# RECORDS SHOWN
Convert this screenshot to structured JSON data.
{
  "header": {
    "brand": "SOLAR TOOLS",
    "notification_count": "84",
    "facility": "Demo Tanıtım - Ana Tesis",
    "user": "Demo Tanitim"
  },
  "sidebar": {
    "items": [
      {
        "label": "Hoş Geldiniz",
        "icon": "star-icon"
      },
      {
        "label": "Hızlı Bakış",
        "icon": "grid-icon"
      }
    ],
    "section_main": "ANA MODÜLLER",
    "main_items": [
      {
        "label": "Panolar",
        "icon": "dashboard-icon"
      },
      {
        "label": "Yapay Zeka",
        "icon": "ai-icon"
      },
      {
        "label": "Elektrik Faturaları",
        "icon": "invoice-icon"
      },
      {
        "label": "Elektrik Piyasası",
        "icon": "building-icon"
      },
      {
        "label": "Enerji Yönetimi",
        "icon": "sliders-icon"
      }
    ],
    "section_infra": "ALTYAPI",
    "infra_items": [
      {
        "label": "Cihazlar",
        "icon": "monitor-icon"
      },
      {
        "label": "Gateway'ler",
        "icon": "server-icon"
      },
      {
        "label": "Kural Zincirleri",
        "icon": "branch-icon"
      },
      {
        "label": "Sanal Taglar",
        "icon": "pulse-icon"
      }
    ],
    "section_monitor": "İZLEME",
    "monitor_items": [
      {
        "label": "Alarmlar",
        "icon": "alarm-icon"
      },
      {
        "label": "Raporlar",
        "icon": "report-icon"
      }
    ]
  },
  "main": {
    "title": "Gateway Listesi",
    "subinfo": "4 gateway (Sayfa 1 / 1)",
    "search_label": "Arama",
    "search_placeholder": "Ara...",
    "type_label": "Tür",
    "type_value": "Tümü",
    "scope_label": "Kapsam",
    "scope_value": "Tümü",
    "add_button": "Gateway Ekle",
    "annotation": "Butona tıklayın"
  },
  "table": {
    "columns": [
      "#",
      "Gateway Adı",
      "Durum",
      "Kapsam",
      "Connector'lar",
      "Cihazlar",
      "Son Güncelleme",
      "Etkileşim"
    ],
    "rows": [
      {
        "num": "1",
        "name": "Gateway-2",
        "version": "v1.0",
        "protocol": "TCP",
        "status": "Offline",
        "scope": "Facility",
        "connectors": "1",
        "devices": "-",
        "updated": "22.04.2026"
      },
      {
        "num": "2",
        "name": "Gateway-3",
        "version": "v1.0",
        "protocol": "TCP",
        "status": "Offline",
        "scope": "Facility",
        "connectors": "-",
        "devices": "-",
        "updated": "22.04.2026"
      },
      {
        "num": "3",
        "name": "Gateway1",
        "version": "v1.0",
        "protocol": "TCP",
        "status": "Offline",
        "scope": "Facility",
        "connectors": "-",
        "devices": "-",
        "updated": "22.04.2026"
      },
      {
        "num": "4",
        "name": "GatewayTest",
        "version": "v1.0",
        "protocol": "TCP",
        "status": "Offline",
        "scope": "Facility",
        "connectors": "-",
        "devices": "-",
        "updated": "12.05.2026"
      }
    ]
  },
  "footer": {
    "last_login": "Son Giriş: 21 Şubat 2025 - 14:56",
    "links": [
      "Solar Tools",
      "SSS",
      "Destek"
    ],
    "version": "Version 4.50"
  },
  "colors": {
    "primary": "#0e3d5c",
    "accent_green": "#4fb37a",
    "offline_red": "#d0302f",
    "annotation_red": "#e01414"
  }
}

# DO THIS
Find "Demo". Copy every line it occurs in.

# SOLUTION
    "facility": "Demo Tanıtım - Ana Tesis",
    "user": "Demo Tanitim"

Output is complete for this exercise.